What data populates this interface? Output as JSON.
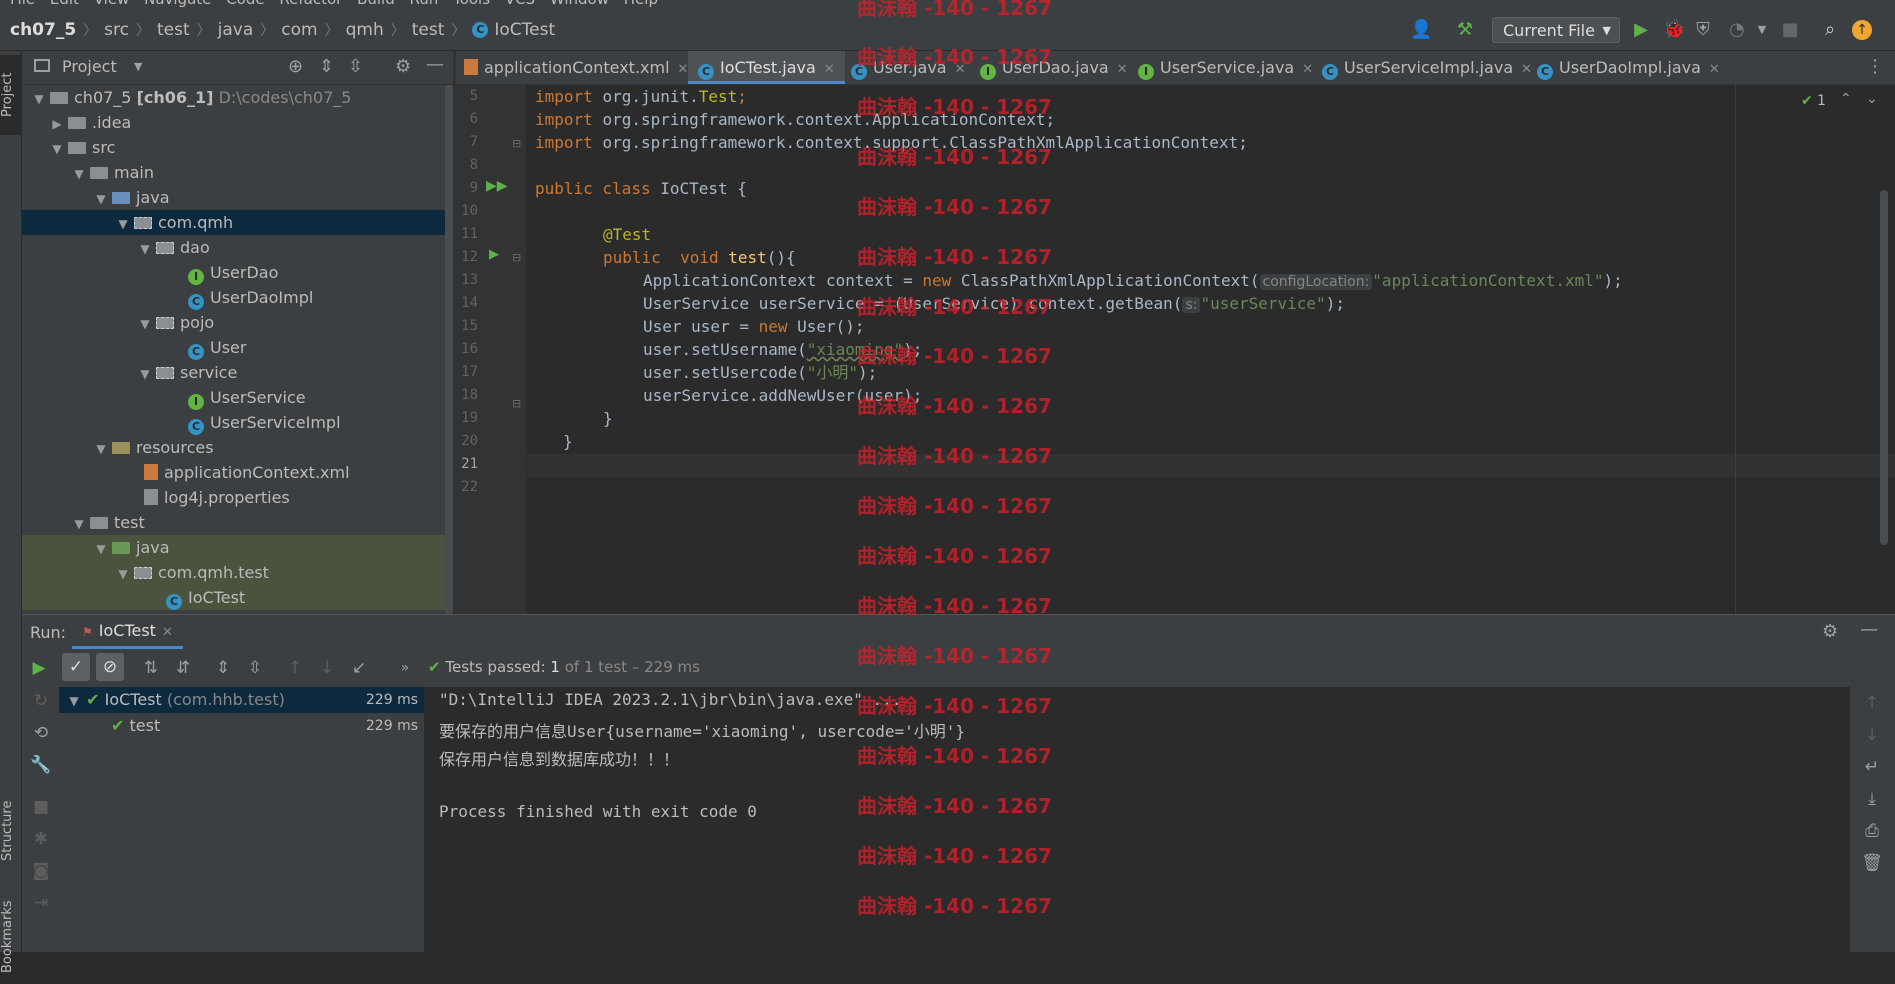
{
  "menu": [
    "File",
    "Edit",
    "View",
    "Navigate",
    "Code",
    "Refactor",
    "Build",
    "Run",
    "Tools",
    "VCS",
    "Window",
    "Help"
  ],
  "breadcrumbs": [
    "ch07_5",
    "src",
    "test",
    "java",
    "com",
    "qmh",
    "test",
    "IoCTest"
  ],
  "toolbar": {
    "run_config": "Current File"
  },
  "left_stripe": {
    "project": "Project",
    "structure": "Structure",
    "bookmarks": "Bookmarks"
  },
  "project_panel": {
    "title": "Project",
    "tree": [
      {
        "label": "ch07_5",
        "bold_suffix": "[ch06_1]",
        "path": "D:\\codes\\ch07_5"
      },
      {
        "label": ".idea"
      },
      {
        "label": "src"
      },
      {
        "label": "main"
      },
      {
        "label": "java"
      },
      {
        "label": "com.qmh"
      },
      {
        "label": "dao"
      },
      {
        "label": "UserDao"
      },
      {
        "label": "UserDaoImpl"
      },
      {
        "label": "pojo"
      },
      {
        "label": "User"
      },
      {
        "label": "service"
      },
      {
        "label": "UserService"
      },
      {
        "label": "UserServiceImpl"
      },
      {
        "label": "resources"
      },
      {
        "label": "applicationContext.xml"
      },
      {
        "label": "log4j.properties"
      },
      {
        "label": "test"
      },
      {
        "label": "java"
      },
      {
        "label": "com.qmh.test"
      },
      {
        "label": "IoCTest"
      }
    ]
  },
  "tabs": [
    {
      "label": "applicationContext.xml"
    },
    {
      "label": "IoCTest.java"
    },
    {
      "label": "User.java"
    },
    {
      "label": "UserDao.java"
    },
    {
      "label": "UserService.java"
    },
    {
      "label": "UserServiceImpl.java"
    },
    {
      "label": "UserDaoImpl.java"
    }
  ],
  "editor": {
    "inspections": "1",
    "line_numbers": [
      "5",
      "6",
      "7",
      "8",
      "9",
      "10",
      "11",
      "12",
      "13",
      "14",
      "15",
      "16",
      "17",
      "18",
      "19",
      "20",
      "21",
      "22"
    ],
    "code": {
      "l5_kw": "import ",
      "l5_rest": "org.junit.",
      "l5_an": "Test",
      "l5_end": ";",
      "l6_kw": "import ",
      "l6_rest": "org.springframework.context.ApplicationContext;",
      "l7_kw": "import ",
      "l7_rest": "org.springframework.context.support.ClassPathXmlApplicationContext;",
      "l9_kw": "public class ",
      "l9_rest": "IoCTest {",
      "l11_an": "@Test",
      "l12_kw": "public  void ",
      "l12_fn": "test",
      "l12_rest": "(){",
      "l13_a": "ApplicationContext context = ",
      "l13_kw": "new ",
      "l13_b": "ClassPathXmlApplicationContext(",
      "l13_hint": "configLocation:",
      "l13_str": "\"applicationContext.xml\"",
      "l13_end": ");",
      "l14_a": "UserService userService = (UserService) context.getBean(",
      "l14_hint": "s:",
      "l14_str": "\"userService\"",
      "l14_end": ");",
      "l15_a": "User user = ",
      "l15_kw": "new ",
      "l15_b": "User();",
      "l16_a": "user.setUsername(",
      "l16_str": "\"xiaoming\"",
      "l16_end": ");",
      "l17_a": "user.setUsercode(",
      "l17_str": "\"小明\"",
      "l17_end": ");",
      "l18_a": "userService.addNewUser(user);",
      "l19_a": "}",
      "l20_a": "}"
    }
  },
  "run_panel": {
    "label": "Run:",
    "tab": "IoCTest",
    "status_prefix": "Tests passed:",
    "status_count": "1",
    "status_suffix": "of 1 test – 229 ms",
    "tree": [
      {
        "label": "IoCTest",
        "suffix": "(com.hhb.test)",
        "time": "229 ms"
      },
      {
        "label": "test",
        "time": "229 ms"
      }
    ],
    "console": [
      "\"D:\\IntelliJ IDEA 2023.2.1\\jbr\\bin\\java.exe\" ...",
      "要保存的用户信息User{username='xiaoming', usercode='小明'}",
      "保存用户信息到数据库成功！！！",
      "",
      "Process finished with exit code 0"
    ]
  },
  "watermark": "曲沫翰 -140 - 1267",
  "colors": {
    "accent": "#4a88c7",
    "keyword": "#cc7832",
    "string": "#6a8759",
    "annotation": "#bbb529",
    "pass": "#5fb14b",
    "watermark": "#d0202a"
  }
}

* * *

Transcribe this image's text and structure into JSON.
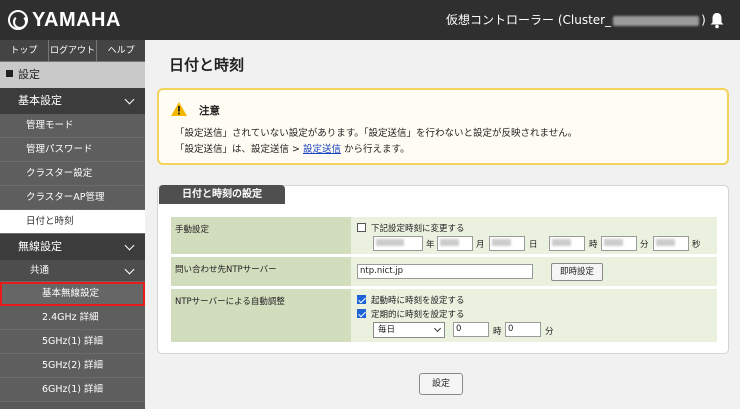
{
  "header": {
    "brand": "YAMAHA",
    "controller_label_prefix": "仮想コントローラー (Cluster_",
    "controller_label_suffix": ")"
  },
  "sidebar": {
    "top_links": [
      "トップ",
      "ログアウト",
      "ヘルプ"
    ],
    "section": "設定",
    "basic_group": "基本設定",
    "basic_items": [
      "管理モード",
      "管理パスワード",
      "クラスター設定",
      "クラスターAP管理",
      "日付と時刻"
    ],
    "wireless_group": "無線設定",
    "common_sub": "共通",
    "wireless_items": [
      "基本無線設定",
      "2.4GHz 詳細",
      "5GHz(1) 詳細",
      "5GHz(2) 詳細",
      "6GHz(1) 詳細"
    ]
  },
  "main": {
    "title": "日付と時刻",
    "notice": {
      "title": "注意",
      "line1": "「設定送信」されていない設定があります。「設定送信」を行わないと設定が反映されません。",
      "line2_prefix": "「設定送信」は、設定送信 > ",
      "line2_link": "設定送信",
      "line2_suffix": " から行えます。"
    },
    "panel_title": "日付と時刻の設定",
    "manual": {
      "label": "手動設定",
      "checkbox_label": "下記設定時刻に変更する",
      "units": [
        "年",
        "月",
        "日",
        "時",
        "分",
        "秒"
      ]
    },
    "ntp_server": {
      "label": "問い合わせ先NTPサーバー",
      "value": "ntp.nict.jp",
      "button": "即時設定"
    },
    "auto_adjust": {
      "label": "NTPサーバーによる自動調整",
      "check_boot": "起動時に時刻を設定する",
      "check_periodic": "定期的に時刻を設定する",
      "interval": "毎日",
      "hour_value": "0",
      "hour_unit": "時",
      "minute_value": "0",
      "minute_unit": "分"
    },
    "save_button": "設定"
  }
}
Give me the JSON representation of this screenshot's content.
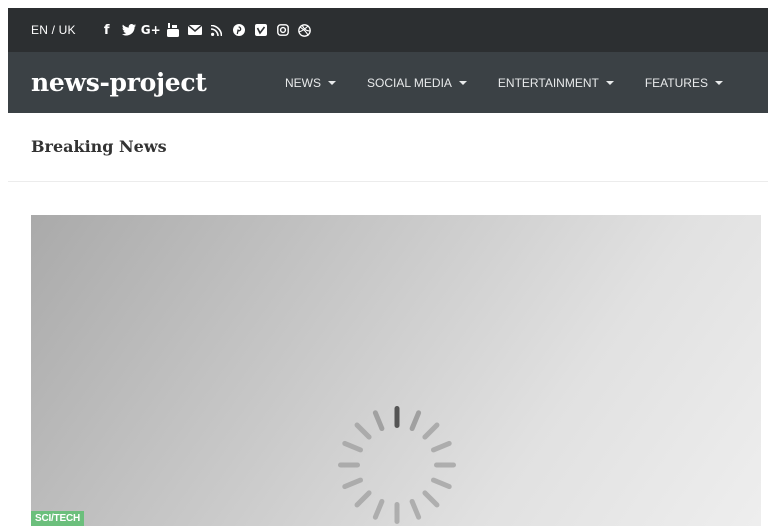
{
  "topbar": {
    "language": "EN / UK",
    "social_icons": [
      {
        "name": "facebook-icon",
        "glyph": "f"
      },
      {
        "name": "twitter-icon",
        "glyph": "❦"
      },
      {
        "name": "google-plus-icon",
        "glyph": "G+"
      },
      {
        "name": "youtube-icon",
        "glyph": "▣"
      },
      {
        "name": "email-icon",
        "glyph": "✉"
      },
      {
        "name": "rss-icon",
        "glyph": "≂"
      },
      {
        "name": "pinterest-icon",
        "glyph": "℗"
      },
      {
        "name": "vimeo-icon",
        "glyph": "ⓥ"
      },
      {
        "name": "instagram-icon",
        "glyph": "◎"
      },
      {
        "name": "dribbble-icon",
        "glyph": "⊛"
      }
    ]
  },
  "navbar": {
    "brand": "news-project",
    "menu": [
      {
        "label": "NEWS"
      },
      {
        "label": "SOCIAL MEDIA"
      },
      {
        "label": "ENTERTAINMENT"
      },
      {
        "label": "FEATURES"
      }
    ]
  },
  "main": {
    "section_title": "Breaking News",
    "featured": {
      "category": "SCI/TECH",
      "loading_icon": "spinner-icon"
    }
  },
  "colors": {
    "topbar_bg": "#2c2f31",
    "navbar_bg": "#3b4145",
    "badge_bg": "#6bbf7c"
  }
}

==

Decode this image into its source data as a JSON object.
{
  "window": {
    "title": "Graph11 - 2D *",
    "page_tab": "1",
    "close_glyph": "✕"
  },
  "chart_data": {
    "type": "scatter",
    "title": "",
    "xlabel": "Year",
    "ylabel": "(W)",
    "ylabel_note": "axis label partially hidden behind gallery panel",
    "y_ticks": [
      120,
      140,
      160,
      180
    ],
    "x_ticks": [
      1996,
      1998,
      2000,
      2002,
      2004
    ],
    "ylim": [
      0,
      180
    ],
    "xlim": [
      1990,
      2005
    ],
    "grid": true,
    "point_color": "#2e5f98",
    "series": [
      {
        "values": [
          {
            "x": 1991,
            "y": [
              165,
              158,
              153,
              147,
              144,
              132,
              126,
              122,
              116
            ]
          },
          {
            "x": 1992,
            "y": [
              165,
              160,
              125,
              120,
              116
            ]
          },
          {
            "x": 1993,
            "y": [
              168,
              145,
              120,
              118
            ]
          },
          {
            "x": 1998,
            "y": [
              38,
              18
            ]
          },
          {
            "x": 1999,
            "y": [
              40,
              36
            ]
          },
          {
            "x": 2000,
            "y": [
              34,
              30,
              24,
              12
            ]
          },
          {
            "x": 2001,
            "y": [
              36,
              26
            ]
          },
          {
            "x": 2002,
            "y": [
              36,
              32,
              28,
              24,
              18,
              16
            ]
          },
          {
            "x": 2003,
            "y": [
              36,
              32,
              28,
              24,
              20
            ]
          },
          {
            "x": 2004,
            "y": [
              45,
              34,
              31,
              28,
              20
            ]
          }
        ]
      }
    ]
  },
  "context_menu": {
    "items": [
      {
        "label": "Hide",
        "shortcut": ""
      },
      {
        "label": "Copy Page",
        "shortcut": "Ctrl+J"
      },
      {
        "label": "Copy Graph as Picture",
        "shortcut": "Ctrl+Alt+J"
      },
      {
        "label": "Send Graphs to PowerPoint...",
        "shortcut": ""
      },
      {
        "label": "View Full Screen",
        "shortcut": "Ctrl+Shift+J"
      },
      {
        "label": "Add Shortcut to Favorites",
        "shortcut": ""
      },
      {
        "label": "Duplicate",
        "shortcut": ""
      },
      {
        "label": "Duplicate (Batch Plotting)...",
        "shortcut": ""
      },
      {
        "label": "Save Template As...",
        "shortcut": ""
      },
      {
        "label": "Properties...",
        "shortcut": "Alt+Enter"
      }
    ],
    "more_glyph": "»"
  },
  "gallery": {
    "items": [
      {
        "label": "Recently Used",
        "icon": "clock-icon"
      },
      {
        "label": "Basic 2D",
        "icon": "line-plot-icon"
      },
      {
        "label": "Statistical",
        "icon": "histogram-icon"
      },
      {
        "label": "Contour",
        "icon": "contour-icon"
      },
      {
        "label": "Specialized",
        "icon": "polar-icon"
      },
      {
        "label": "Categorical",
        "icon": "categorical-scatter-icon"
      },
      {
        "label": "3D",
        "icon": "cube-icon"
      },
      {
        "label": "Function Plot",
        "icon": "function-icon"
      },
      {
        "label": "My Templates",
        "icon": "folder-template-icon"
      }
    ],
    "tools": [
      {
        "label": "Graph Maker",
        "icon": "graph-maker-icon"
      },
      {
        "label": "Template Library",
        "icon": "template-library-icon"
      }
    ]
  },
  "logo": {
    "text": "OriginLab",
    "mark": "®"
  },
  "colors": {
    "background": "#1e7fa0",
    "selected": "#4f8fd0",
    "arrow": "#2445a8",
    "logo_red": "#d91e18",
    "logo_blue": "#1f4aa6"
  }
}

*Exercise goal*
Copy each line of the data above that holds "Ctrl".

*Right answer*
        "shortcut": "Ctrl+J"
        "shortcut": "Ctrl+Alt+J"
        "shortcut": "Ctrl+Shift+J"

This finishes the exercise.